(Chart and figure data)
================

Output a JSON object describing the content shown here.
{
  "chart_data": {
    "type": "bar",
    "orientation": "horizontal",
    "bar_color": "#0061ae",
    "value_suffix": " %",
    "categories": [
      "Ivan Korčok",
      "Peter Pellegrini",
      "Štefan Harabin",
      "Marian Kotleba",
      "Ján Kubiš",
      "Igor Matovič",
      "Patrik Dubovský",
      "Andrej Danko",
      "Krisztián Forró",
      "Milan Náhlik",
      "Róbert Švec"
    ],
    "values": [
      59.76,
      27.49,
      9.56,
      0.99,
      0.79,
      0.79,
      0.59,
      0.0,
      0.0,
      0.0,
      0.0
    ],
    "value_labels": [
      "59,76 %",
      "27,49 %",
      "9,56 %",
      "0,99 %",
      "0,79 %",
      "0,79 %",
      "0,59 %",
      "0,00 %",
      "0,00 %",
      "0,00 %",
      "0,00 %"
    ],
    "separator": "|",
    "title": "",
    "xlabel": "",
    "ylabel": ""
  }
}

================

* _What you have to do_: Please output the complete data exactly.

* _Response to this task_:
Output a JSON object describing the content shown here.
{
  "chart_data": {
    "type": "bar",
    "orientation": "horizontal",
    "bar_color": "#0061ae",
    "value_suffix": " %",
    "categories": [
      "Ivan Korčok",
      "Peter Pellegrini",
      "Štefan Harabin",
      "Marian Kotleba",
      "Ján Kubiš",
      "Igor Matovič",
      "Patrik Dubovský",
      "Andrej Danko",
      "Krisztián Forró",
      "Milan Náhlik",
      "Róbert Švec"
    ],
    "values": [
      59.76,
      27.49,
      9.56,
      0.99,
      0.79,
      0.79,
      0.59,
      0.0,
      0.0,
      0.0,
      0.0
    ],
    "value_labels": [
      "59,76 %",
      "27,49 %",
      "9,56 %",
      "0,99 %",
      "0,79 %",
      "0,79 %",
      "0,59 %",
      "0,00 %",
      "0,00 %",
      "0,00 %",
      "0,00 %"
    ],
    "separator": "|",
    "title": "",
    "xlabel": "",
    "ylabel": ""
  }
}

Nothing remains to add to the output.